▶ What is needed:
Take the entries below and reproduce them word for word.

****************

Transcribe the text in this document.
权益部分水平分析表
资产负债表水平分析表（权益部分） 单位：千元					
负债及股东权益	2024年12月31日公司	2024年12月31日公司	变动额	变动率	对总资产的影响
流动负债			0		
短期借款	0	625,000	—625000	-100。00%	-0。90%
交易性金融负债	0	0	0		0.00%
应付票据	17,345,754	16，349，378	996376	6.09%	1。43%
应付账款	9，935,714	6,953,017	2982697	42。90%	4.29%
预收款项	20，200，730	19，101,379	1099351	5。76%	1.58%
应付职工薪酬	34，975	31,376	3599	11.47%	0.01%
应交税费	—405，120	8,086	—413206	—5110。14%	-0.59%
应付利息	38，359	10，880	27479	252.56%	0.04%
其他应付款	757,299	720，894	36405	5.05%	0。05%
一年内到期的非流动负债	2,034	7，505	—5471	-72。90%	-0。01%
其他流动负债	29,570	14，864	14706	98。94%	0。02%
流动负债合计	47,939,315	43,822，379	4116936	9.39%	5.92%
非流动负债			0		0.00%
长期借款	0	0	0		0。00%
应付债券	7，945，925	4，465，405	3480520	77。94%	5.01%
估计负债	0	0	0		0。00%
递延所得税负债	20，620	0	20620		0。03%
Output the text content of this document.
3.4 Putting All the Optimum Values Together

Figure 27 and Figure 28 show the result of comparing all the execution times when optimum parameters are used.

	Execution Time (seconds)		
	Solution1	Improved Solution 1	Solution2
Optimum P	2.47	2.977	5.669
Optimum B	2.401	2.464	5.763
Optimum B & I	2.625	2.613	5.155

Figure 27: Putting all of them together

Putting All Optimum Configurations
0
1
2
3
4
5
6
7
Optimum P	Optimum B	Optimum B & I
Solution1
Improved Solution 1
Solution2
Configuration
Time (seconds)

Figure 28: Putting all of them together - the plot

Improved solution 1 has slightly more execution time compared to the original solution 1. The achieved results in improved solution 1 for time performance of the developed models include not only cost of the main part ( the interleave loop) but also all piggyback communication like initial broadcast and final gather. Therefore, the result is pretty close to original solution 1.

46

****************

▶ Task result:
Transcribe the text in this document.
权益部分水平分析表
资产负债表水平分析表（权益部分） 单位：千元					
负债及股东权益	2024年12月31日公司	2024年12月31日公司	变动额	变动率	对总资产的影响
流动负债			0		
短期借款	0	625,000	—625000	-100。00%	-0。90%
交易性金融负债	0	0	0		0.00%
应付票据	17,345,754	16，349，378	996376	6.09%	1。43%
应付账款	9，935,714	6,953,017	2982697	42。90%	4.29%
预收款项	20，200，730	19，101,379	1099351	5。76%	1.58%
应付职工薪酬	34，975	31,376	3599	11.47%	0.01%
应交税费	—405，120	8,086	—413206	—5110。14%	-0.59%
应付利息	38，359	10，880	27479	252.56%	0.04%
其他应付款	757,299	720，894	36405	5.05%	0。05%
一年内到期的非流动负债	2,034	7，505	—5471	-72。90%	-0。01%
其他流动负债	29,570	14，864	14706	98。94%	0。02%
流动负债合计	47,939,315	43,822，379	4116936	9.39%	5.92%
非流动负债			0		0.00%
长期借款	0	0	0		0。00%
应付债券	7，945，925	4，465，405	3480520	77。94%	5.01%
估计负债	0	0	0		0。00%
递延所得税负债	20，620	0	20620		0。03%
Output the text content of this document.
3.4 Putting All the Optimum Values Together

Figure 27 and Figure 28 show the result of comparing all the execution times when optimum parameters are used.

	Execution Time (seconds)		
	Solution1	Improved Solution 1	Solution2
Optimum P	2.47	2.977	5.669
Optimum B	2.401	2.464	5.763
Optimum B & I	2.625	2.613	5.155

Figure 27: Putting all of them together

Putting All Optimum Configurations
0
1
2
3
4
5
6
7
Optimum P	Optimum B	Optimum B & I
Solution1
Improved Solution 1
Solution2
Configuration
Time (seconds)

Figure 28: Putting all of them together - the plot

Improved solution 1 has slightly more execution time compared to the original solution 1. The achieved results in improved solution 1 for time performance of the developed models include not only cost of the main part ( the interleave loop) but also all piggyback communication like initial broadcast and final gather. Therefore, the result is pretty close to original solution 1.

46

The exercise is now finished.